WHAT YOU HAVE TO DO
Write every line out verbatim and omit the pictures.

Dataset items:
>> Begin

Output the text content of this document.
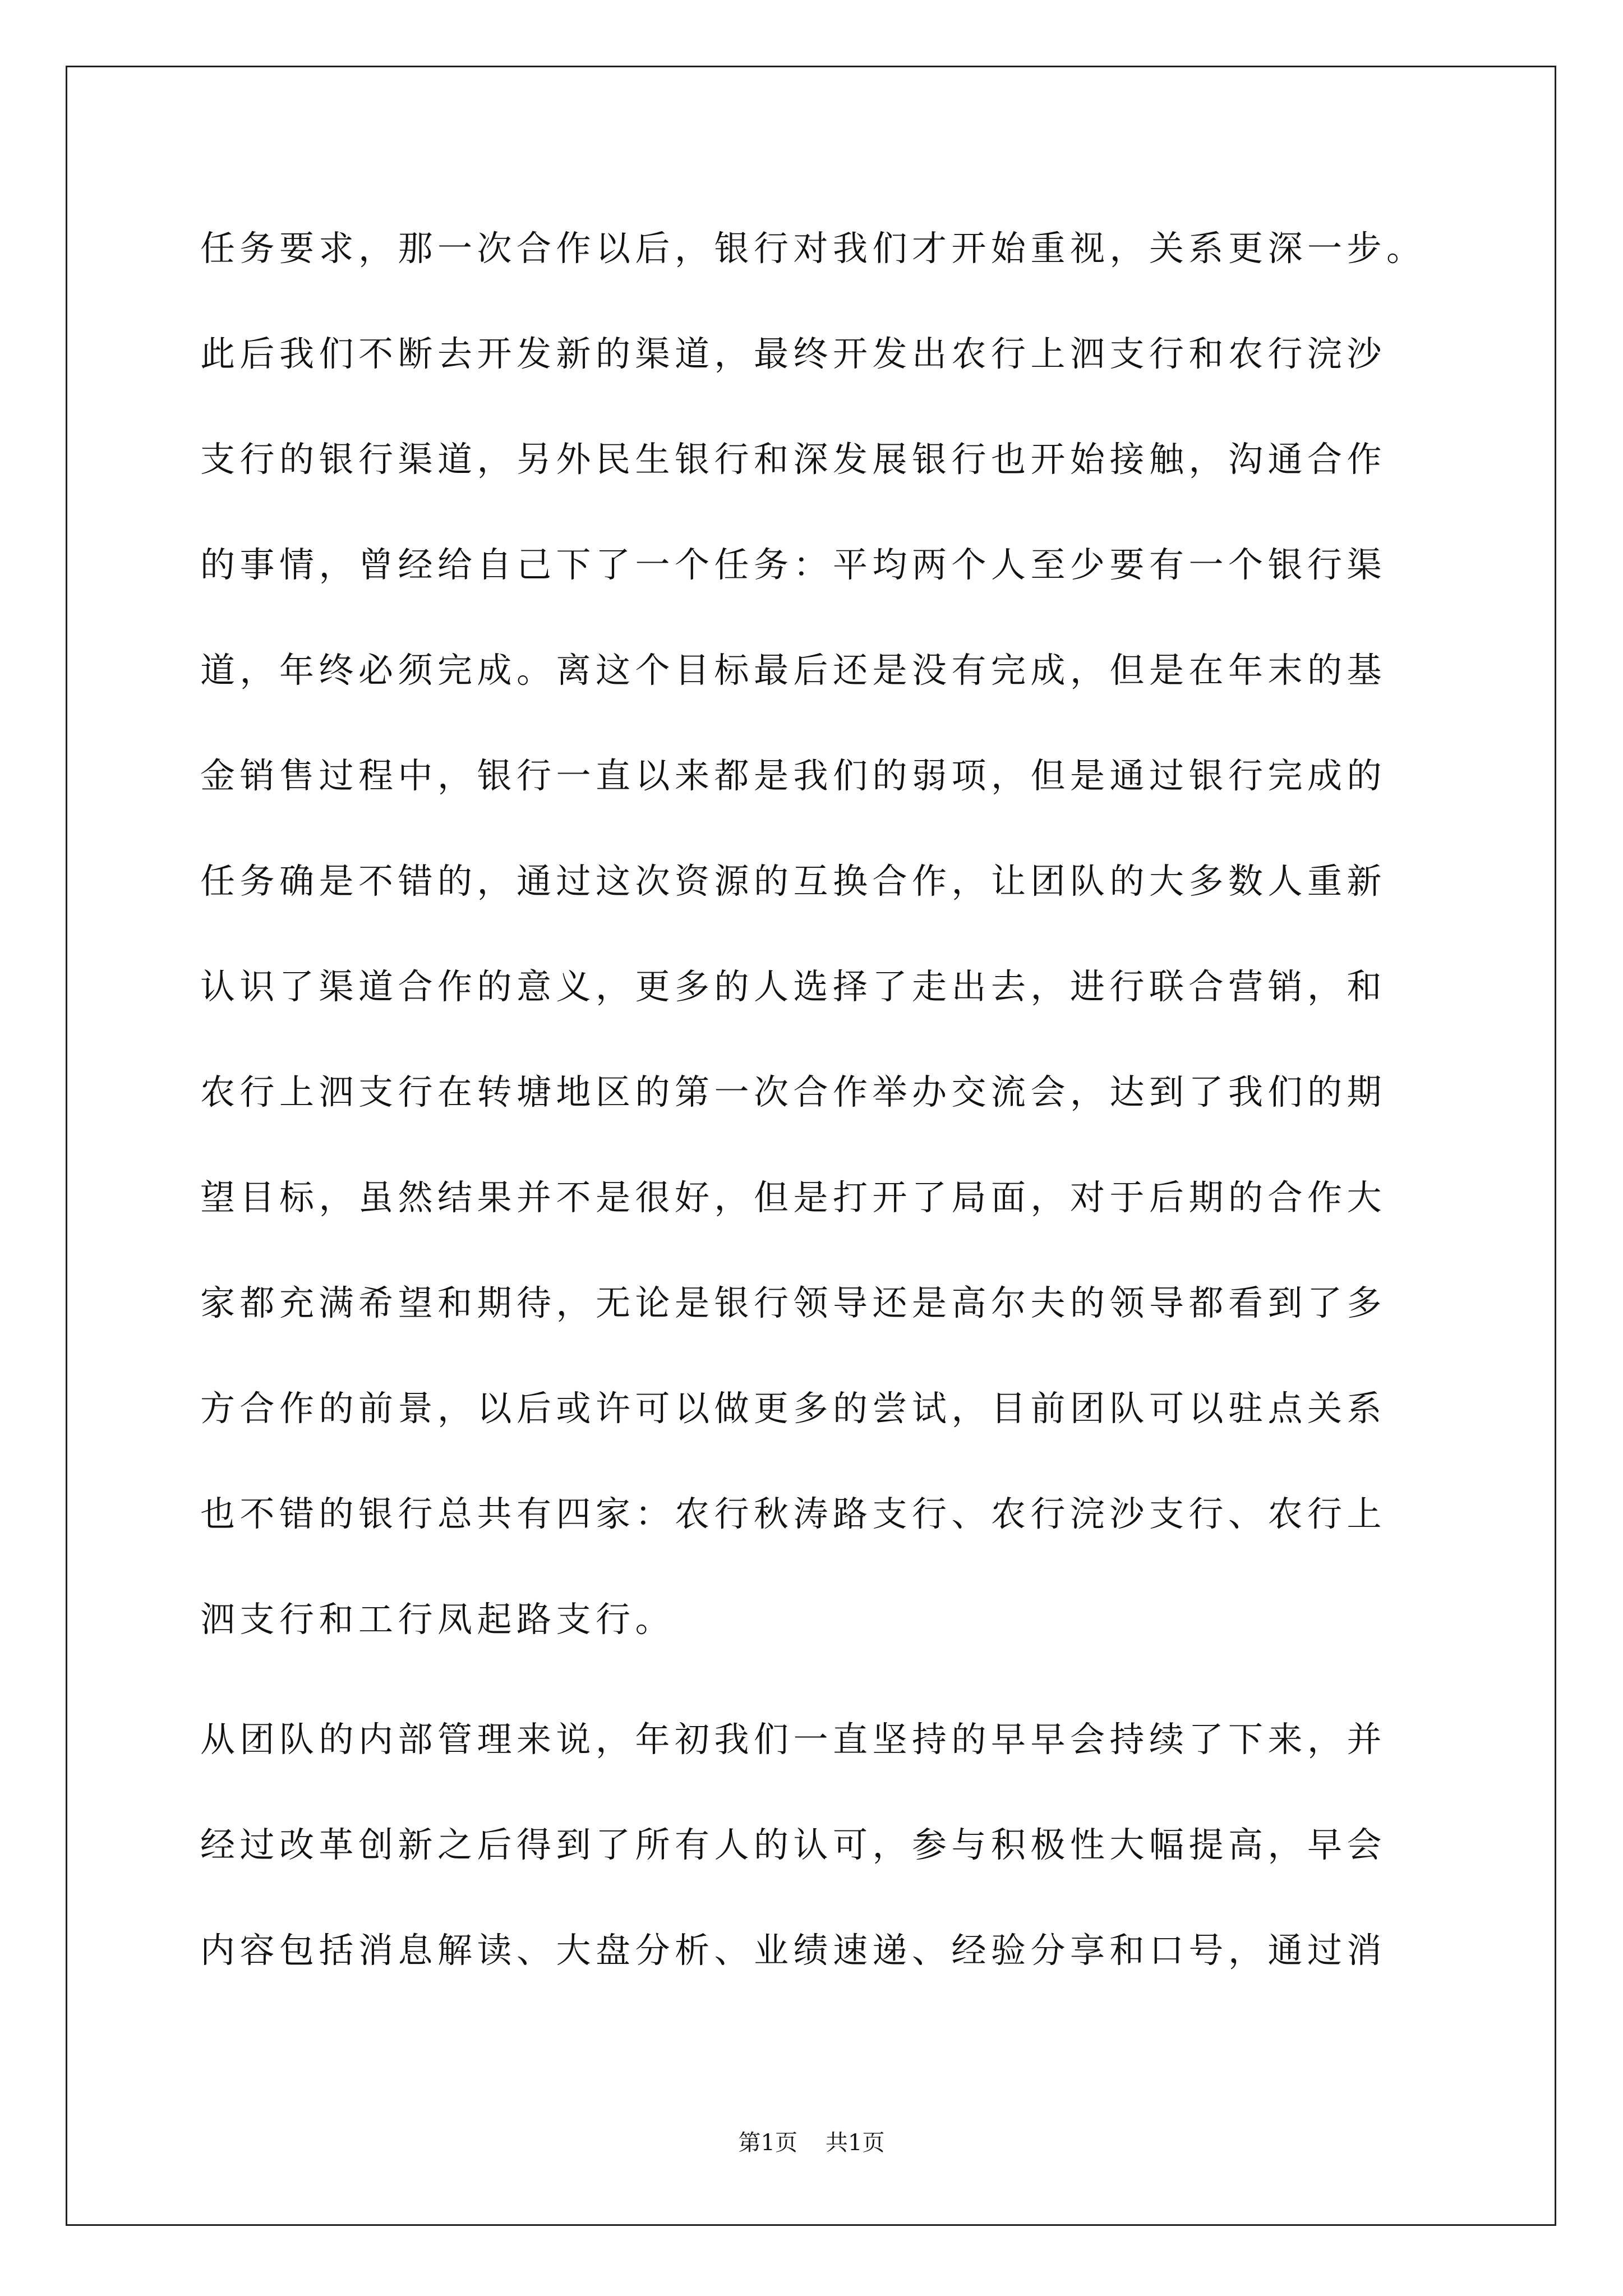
任务要求，那一次合作以后，银行对我们才开始重视，关系更深一步。
此后我们不断去开发新的渠道，最终开发出农行上泗支行和农行浣沙
支行的银行渠道，另外民生银行和深发展银行也开始接触，沟通合作
的事情，曾经给自己下了一个任务：平均两个人至少要有一个银行渠
道，年终必须完成。离这个目标最后还是没有完成，但是在年末的基
金销售过程中，银行一直以来都是我们的弱项，但是通过银行完成的
任务确是不错的，通过这次资源的互换合作，让团队的大多数人重新
认识了渠道合作的意义，更多的人选择了走出去，进行联合营销，和
农行上泗支行在转塘地区的第一次合作举办交流会，达到了我们的期
望目标，虽然结果并不是很好，但是打开了局面，对于后期的合作大
家都充满希望和期待，无论是银行领导还是高尔夫的领导都看到了多
方合作的前景，以后或许可以做更多的尝试，目前团队可以驻点关系
也不错的银行总共有四家：农行秋涛路支行、农行浣沙支行、农行上
泗支行和工行凤起路支行。
从团队的内部管理来说，年初我们一直坚持的早早会持续了下来，并
经过改革创新之后得到了所有人的认可，参与积极性大幅提高，早会
内容包括消息解读、大盘分析、业绩速递、经验分享和口号，通过消
第1页 共1页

>> End

SOLUTION FOR THIS TASK
Output the text content of this document.
任务要求，那一次合作以后，银行对我们才开始重视，关系更深一步。
此后我们不断去开发新的渠道，最终开发出农行上泗支行和农行浣沙
支行的银行渠道，另外民生银行和深发展银行也开始接触，沟通合作
的事情，曾经给自己下了一个任务：平均两个人至少要有一个银行渠
道，年终必须完成。离这个目标最后还是没有完成，但是在年末的基
金销售过程中，银行一直以来都是我们的弱项，但是通过银行完成的
任务确是不错的，通过这次资源的互换合作，让团队的大多数人重新
认识了渠道合作的意义，更多的人选择了走出去，进行联合营销，和
农行上泗支行在转塘地区的第一次合作举办交流会，达到了我们的期
望目标，虽然结果并不是很好，但是打开了局面，对于后期的合作大
家都充满希望和期待，无论是银行领导还是高尔夫的领导都看到了多
方合作的前景，以后或许可以做更多的尝试，目前团队可以驻点关系
也不错的银行总共有四家：农行秋涛路支行、农行浣沙支行、农行上
泗支行和工行凤起路支行。
从团队的内部管理来说，年初我们一直坚持的早早会持续了下来，并
经过改革创新之后得到了所有人的认可，参与积极性大幅提高，早会
内容包括消息解读、大盘分析、业绩速递、经验分享和口号，通过消
第1页 共1页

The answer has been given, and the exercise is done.